Collected data
-*-

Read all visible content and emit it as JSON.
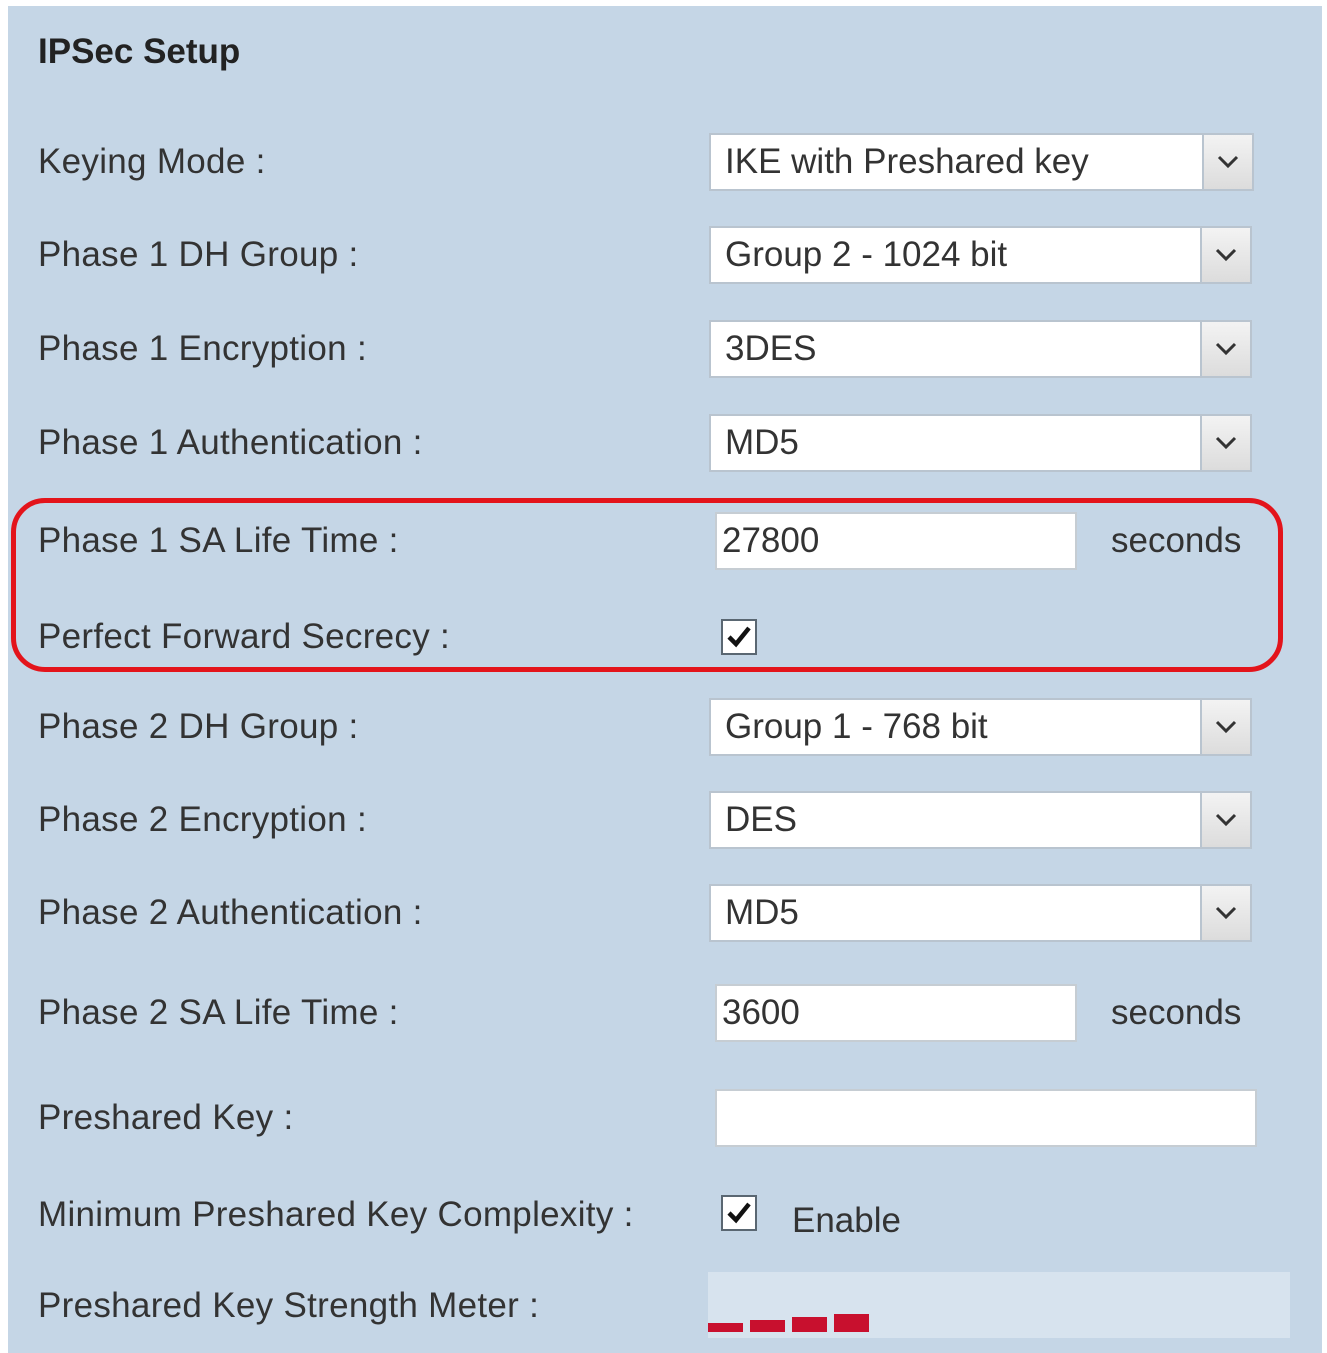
{
  "section_title": "IPSec Setup",
  "fields": {
    "keying_mode": {
      "label": "Keying Mode :",
      "value": "IKE with Preshared key"
    },
    "phase1_dh_group": {
      "label": "Phase 1 DH Group :",
      "value": "Group 2 - 1024 bit"
    },
    "phase1_encryption": {
      "label": "Phase 1 Encryption :",
      "value": "3DES"
    },
    "phase1_authentication": {
      "label": "Phase 1 Authentication :",
      "value": "MD5"
    },
    "phase1_sa_life_time": {
      "label": "Phase 1 SA Life Time :",
      "value": "27800",
      "unit": "seconds"
    },
    "perfect_forward_secrecy": {
      "label": "Perfect Forward Secrecy :",
      "checked": true
    },
    "phase2_dh_group": {
      "label": "Phase 2 DH Group :",
      "value": "Group 1 - 768 bit"
    },
    "phase2_encryption": {
      "label": "Phase 2 Encryption :",
      "value": "DES"
    },
    "phase2_authentication": {
      "label": "Phase 2 Authentication :",
      "value": "MD5"
    },
    "phase2_sa_life_time": {
      "label": "Phase 2 SA Life Time :",
      "value": "3600",
      "unit": "seconds"
    },
    "preshared_key": {
      "label": "Preshared Key :",
      "value": ""
    },
    "min_key_complexity": {
      "label": "Minimum Preshared Key Complexity :",
      "checked": true,
      "option_label": "Enable"
    },
    "strength_meter": {
      "label": "Preshared Key Strength Meter :",
      "filled_segments": 4,
      "color": "#c8102e"
    }
  },
  "colors": {
    "panel_background": "#c5d6e6",
    "highlight_border": "#e3141b"
  },
  "icons": {
    "dropdown": "chevron-down-icon",
    "check": "checkmark-icon"
  }
}
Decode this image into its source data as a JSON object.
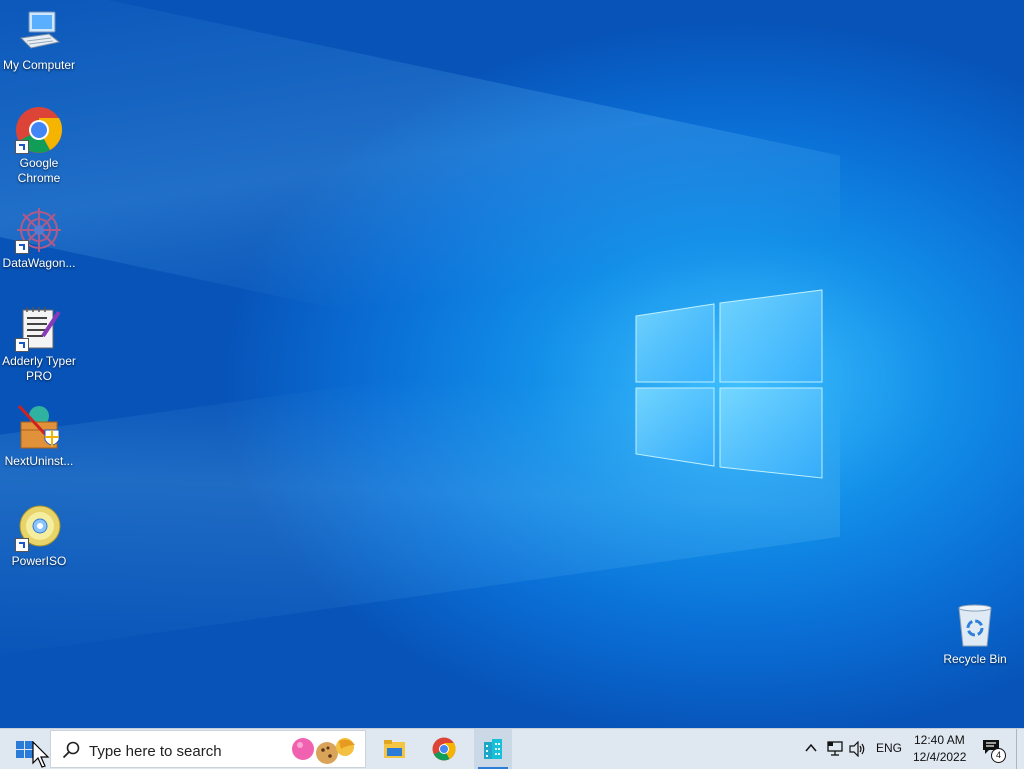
{
  "desktop": {
    "icons": [
      {
        "label": "My Computer",
        "icon": "computer-icon"
      },
      {
        "label": "Google Chrome",
        "icon": "chrome-icon"
      },
      {
        "label": "DataWagon...",
        "icon": "datawagon-icon"
      },
      {
        "label": "Adderly Typer PRO",
        "icon": "notepad-icon"
      },
      {
        "label": "NextUninst...",
        "icon": "uninstaller-icon"
      },
      {
        "label": "PowerISO",
        "icon": "disc-icon"
      },
      {
        "label": "Recycle Bin",
        "icon": "recycle-bin-icon"
      }
    ]
  },
  "taskbar": {
    "search_placeholder": "Type here to search",
    "apps": [
      "file-explorer-icon",
      "chrome-icon",
      "building-app-icon"
    ],
    "tray": {
      "language": "ENG",
      "time": "12:40 AM",
      "date": "12/4/2022",
      "notification_count": "4"
    }
  },
  "colors": {
    "accent": "#2b7bd8",
    "taskbar": "#dfe7f0"
  }
}
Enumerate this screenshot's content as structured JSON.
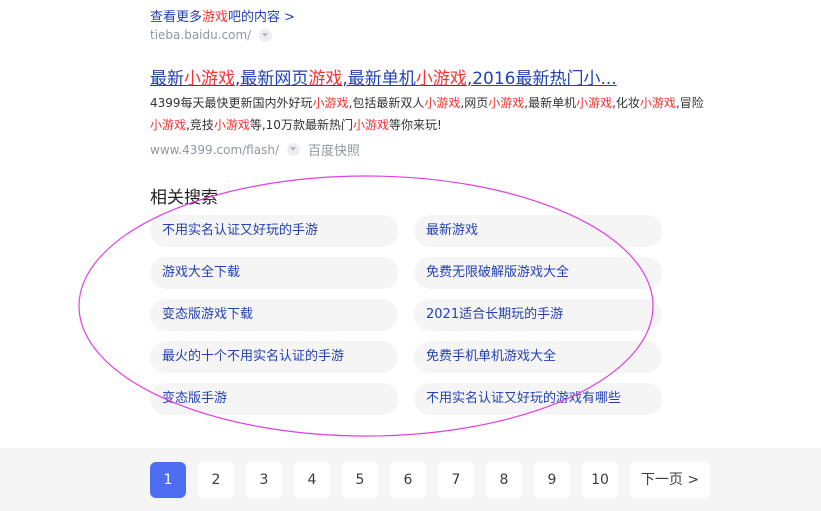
{
  "more": {
    "pre": "查看更多",
    "hl": "游戏",
    "post": "吧的内容 >"
  },
  "source1": {
    "url": "tieba.baidu.com/"
  },
  "result": {
    "title_parts": [
      {
        "t": "最新",
        "hl": false
      },
      {
        "t": "小游戏",
        "hl": true
      },
      {
        "t": ",最新网页",
        "hl": false
      },
      {
        "t": "游戏",
        "hl": true
      },
      {
        "t": ",最新单机",
        "hl": false
      },
      {
        "t": "小游戏",
        "hl": true
      },
      {
        "t": ",2016最新热门小...",
        "hl": false
      }
    ],
    "abstract_parts": [
      {
        "t": "4399每天最快更新国内外好玩",
        "hl": false
      },
      {
        "t": "小游戏",
        "hl": true
      },
      {
        "t": ",包括最新双人",
        "hl": false
      },
      {
        "t": "小游戏",
        "hl": true
      },
      {
        "t": ",网页",
        "hl": false
      },
      {
        "t": "小游戏",
        "hl": true
      },
      {
        "t": ",最新单机",
        "hl": false
      },
      {
        "t": "小游戏",
        "hl": true
      },
      {
        "t": ",化妆",
        "hl": false
      },
      {
        "t": "小游戏",
        "hl": true
      },
      {
        "t": ",冒险",
        "hl": false
      },
      {
        "t": "小游戏",
        "hl": true
      },
      {
        "t": ",竞技",
        "hl": false
      },
      {
        "t": "小游戏",
        "hl": true
      },
      {
        "t": "等,10万款最新热门",
        "hl": false
      },
      {
        "t": "小游戏",
        "hl": true
      },
      {
        "t": "等你来玩!",
        "hl": false
      }
    ],
    "url": "www.4399.com/flash/",
    "kuaizhao": "百度快照"
  },
  "related": {
    "title": "相关搜索",
    "items": [
      "不用实名认证又好玩的手游",
      "最新游戏",
      "游戏大全下载",
      "免费无限破解版游戏大全",
      "变态版游戏下载",
      "2021适合长期玩的手游",
      "最火的十个不用实名认证的手游",
      "免费手机单机游戏大全",
      "变态版手游",
      "不用实名认证又好玩的游戏有哪些"
    ]
  },
  "pagination": {
    "pages": [
      "1",
      "2",
      "3",
      "4",
      "5",
      "6",
      "7",
      "8",
      "9",
      "10"
    ],
    "current": "1",
    "next_label": "下一页 >"
  },
  "annotation": {
    "color": "#e040e0",
    "shape": "ellipse"
  }
}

-*-

**WRITTEN TASK**
Find every line in the records above that holds the word "content", and copy each one.

**SOLUTION FOR THIS TASK**
Read all visible content and emit it as JSON.
Enumerate this screenshot's content as structured JSON.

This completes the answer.